◆ **WHAT TO DO**
Copy out all lines of the records in which the word "true" appears.
▶
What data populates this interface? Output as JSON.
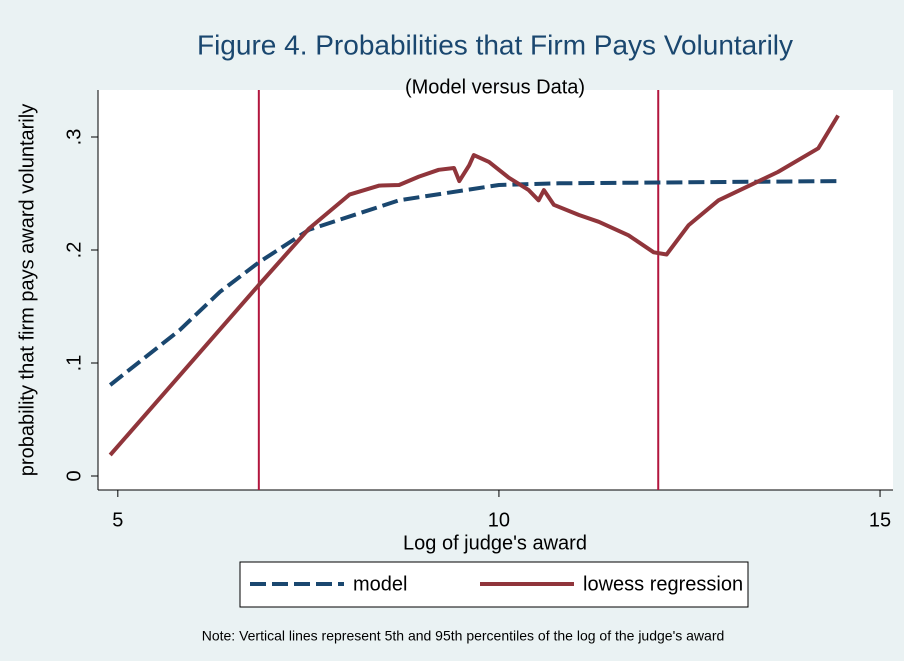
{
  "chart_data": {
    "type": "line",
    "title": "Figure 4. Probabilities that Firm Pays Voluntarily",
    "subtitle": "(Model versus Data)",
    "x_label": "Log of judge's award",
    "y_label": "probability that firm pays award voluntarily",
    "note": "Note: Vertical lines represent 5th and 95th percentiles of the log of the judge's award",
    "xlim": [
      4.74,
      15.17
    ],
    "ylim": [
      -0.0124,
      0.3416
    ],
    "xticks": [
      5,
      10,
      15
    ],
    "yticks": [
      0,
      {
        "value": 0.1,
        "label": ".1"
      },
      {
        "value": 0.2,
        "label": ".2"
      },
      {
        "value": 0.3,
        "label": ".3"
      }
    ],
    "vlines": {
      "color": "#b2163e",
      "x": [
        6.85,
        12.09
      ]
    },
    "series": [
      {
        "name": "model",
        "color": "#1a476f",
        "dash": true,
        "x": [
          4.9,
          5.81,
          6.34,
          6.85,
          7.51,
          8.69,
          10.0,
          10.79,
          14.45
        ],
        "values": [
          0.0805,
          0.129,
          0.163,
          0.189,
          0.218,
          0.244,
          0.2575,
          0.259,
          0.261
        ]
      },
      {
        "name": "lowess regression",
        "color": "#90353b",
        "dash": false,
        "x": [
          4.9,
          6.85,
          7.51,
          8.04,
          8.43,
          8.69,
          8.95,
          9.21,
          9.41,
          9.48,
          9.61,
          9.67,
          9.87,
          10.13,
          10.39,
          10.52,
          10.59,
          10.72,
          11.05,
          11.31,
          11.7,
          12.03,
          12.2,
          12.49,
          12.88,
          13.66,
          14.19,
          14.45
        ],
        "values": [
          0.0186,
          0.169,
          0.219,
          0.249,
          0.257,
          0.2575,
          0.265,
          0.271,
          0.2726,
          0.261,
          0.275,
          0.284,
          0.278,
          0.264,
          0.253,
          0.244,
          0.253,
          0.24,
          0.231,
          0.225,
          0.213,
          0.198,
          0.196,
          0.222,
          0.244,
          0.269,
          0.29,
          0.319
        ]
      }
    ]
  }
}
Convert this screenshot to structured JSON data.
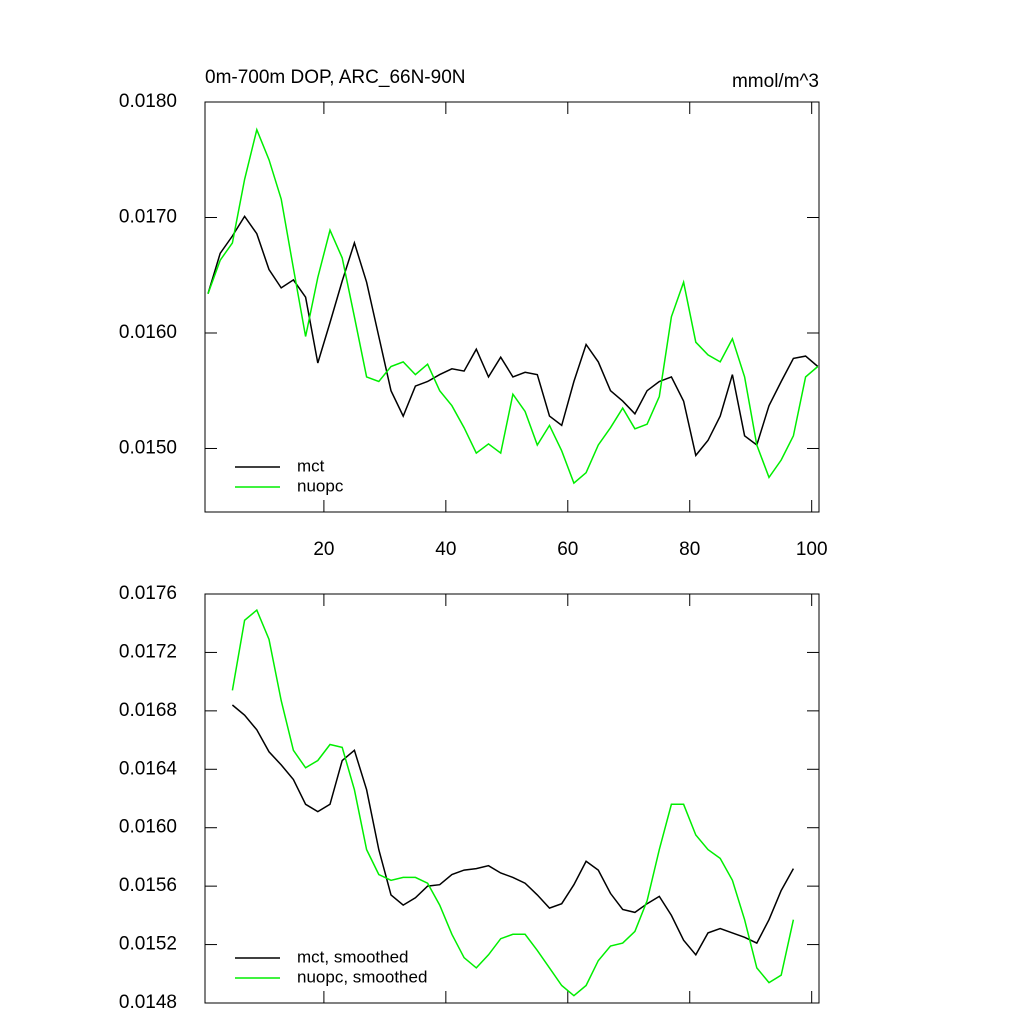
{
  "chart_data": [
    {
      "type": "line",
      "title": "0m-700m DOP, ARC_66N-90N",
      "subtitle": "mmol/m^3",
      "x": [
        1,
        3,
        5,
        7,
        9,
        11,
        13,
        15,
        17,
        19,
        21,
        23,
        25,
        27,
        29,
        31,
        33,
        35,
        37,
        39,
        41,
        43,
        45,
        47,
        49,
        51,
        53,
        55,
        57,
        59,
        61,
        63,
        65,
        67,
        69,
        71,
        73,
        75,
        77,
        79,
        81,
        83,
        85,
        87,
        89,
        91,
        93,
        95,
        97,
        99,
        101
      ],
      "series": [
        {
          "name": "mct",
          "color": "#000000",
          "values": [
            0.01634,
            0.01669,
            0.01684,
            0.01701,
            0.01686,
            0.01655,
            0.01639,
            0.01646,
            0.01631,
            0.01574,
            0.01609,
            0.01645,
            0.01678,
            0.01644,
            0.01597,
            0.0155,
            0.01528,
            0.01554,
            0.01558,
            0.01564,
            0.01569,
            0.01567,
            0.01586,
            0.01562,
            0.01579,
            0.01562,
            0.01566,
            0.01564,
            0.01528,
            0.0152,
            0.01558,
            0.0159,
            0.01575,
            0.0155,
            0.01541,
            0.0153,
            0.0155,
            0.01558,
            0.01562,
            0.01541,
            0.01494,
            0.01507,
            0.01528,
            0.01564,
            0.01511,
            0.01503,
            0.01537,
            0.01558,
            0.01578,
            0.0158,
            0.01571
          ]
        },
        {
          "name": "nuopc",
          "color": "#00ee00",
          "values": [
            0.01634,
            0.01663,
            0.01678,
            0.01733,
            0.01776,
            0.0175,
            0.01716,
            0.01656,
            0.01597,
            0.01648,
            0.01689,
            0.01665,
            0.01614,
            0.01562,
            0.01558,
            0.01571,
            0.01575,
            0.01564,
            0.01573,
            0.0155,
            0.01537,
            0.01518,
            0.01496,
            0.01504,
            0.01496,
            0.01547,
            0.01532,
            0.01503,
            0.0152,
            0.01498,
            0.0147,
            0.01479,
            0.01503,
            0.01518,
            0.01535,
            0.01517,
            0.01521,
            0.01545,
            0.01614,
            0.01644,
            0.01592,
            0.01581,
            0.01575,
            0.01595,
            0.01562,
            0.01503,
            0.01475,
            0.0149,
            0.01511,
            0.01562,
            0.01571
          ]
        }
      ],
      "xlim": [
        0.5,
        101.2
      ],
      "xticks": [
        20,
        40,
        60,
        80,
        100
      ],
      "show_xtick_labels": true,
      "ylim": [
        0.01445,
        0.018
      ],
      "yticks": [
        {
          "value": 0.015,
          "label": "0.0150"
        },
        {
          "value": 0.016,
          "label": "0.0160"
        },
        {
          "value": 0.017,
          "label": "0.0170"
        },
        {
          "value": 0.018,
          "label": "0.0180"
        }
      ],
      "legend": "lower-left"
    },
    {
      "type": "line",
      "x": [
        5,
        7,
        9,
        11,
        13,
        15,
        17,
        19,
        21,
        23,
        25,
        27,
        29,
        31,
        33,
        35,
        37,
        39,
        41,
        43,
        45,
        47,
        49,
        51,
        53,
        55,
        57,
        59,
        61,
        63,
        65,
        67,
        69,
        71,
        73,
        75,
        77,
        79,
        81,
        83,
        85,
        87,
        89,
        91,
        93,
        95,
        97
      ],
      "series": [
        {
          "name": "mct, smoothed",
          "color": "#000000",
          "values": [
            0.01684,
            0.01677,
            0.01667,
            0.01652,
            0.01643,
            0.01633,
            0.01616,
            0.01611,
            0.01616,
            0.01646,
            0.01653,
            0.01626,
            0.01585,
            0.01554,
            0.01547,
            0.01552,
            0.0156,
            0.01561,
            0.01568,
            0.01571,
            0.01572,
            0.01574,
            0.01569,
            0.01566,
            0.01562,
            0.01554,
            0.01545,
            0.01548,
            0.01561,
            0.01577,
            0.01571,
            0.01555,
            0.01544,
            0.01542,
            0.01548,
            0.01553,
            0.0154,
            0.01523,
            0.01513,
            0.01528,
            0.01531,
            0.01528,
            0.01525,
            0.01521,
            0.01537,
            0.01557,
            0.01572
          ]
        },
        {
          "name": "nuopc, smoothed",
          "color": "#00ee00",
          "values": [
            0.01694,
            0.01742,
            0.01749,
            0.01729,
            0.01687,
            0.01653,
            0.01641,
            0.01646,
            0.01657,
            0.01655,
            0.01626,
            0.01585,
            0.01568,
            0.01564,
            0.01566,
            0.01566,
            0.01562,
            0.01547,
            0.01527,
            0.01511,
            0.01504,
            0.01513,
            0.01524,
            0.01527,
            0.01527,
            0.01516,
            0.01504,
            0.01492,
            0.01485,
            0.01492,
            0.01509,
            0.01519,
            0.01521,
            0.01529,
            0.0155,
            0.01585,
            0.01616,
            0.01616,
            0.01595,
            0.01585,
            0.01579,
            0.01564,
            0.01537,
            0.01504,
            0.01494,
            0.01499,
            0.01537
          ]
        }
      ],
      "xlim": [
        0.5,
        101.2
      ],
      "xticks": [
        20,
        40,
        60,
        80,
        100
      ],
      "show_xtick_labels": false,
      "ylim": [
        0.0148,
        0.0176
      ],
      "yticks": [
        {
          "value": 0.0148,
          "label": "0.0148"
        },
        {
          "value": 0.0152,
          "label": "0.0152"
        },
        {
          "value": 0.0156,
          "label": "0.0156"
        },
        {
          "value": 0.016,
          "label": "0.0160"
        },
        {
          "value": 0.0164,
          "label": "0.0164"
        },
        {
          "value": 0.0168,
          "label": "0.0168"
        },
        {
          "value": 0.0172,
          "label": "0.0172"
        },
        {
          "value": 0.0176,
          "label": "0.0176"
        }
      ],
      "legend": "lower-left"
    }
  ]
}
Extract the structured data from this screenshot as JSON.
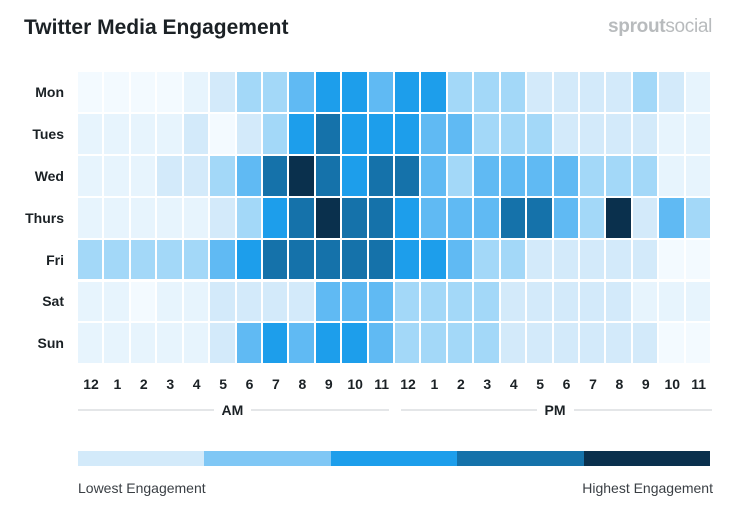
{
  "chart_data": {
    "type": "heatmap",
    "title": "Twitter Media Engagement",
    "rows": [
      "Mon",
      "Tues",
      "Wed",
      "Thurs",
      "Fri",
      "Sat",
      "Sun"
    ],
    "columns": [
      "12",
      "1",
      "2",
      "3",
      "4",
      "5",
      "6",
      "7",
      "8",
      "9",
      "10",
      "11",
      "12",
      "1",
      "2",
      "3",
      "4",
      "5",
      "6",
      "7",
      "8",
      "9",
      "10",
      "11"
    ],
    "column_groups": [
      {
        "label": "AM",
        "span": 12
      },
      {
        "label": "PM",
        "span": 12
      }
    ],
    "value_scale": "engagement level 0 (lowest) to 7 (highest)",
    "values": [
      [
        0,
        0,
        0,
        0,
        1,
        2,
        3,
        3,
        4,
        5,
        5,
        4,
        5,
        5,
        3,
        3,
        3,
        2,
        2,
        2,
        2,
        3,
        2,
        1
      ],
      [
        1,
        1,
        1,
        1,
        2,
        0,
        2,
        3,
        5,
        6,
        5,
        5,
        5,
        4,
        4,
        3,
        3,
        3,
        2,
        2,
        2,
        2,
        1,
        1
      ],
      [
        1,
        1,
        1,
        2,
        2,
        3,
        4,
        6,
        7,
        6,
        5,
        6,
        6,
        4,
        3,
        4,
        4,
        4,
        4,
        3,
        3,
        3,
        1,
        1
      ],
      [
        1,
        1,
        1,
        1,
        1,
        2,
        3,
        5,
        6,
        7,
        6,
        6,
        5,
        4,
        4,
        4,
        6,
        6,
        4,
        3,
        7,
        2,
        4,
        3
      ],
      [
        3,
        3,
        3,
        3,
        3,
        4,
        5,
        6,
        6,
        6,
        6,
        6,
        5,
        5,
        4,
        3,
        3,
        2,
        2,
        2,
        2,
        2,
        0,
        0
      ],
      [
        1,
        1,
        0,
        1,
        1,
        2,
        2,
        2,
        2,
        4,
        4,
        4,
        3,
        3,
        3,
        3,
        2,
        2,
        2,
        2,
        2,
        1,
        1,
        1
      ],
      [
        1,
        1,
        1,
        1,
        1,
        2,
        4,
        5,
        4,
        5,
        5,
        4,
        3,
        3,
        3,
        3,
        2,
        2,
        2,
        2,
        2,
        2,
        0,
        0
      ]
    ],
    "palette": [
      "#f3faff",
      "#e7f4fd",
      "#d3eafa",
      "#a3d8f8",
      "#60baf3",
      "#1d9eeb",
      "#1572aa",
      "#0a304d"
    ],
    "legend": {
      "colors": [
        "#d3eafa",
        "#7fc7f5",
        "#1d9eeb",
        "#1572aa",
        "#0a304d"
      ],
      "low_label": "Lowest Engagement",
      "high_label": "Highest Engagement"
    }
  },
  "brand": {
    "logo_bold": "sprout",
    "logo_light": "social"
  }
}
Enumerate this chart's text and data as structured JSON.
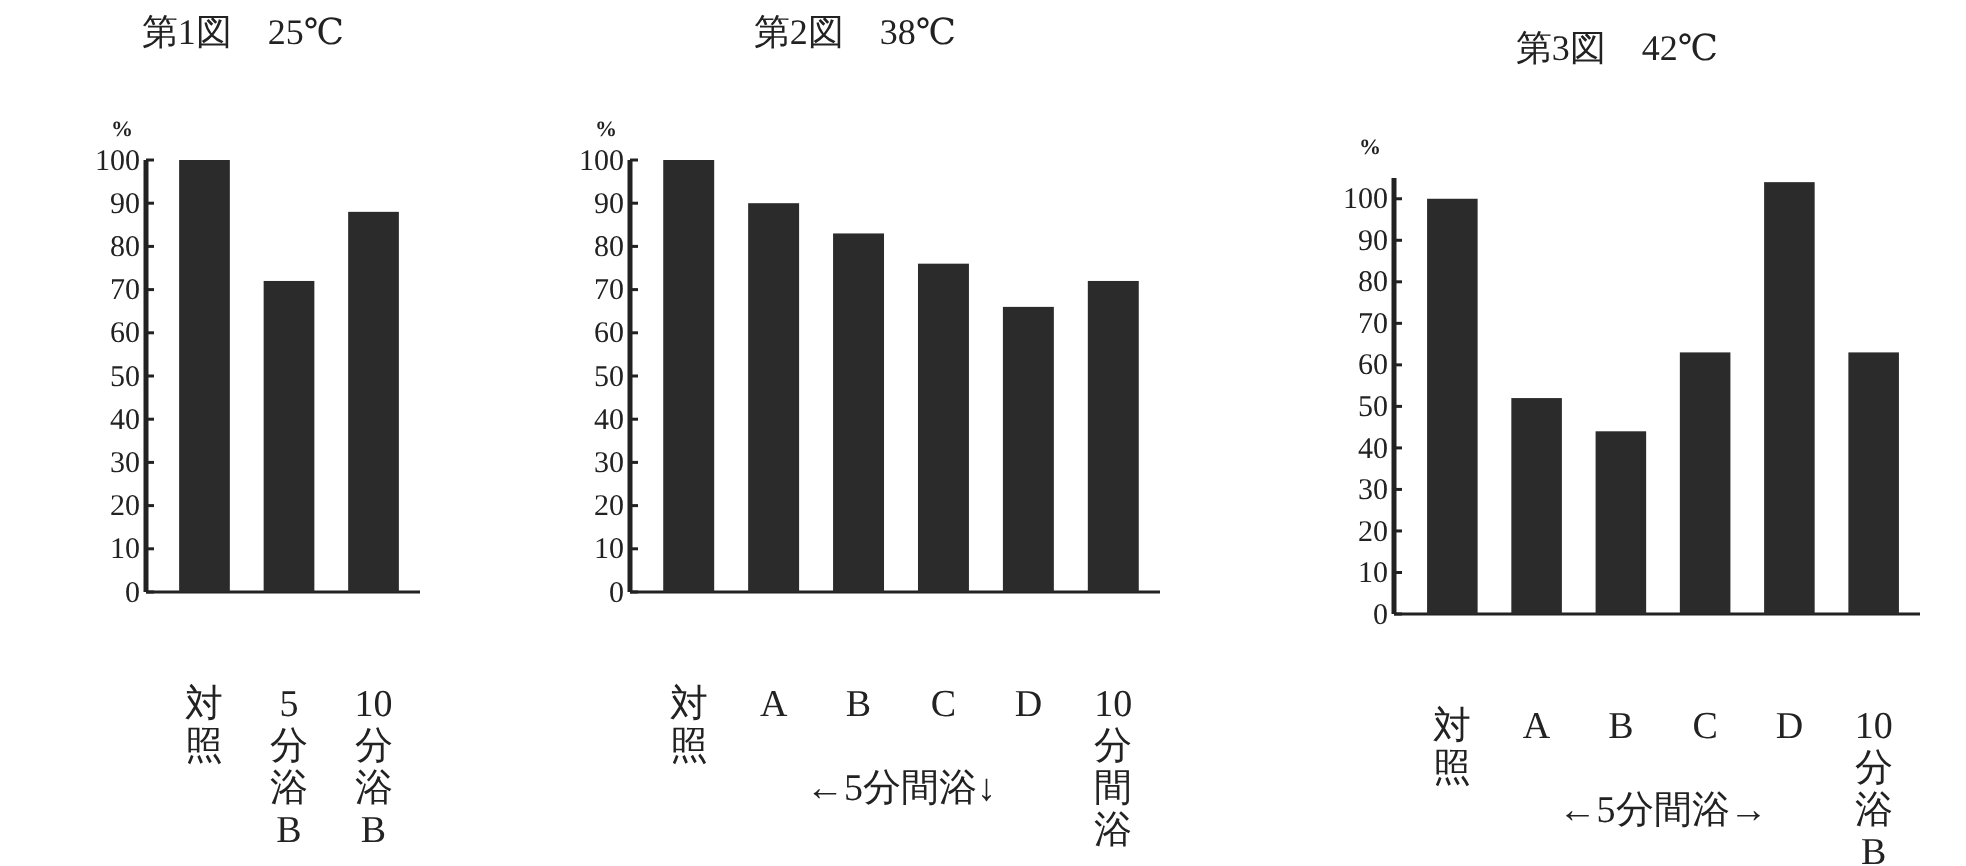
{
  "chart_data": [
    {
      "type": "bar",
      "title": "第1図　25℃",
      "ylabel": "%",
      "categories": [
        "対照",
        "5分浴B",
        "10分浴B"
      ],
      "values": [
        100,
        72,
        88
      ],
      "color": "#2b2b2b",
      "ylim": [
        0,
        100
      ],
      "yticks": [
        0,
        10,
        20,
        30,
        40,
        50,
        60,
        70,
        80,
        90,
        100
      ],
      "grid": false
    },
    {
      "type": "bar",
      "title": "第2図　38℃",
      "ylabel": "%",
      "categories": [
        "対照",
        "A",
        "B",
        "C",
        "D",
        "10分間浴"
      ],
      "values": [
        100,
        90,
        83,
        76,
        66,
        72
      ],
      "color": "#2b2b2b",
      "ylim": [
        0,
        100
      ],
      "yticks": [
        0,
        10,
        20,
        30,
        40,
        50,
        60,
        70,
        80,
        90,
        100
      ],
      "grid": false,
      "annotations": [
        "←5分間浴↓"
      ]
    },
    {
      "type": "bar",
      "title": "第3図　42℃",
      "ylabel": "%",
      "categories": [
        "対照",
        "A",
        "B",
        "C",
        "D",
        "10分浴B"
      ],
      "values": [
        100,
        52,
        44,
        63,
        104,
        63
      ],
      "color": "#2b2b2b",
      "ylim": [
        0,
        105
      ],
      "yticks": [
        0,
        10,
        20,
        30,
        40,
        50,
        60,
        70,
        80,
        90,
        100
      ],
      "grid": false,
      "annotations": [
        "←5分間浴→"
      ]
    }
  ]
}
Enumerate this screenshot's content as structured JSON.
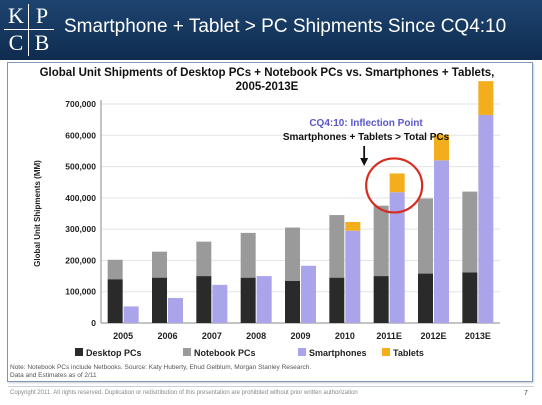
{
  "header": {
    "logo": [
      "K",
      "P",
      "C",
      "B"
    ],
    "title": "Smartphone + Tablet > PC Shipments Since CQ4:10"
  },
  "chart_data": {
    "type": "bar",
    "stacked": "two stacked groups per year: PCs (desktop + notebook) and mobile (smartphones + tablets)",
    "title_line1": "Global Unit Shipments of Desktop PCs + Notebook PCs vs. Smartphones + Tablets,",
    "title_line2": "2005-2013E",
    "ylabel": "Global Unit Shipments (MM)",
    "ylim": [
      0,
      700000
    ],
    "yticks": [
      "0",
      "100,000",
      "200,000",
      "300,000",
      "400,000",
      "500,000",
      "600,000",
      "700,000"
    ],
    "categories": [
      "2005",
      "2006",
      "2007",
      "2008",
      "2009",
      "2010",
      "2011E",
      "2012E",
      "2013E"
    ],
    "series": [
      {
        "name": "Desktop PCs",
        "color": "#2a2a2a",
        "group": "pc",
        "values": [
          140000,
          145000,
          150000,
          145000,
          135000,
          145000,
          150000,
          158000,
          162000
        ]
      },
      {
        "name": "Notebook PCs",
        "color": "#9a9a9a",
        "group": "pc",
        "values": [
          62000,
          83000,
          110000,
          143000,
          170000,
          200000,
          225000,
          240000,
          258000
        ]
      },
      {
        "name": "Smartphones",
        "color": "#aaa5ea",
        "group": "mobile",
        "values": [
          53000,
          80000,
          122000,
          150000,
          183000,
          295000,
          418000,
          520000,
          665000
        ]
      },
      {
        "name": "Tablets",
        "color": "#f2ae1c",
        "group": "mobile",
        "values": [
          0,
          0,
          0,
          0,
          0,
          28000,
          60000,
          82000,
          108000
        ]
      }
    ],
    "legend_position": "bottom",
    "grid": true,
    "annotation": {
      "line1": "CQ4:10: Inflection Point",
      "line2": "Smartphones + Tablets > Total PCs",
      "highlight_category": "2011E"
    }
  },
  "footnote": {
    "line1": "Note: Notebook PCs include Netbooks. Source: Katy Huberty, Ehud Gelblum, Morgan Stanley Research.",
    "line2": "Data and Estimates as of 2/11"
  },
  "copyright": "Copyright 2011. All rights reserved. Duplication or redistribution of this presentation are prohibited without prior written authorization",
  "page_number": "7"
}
◀
◆ **OUTPUT FOR THIS EXERCISE**
        "dash": true,
      "show_xtick_labels": true,
    "grid": true,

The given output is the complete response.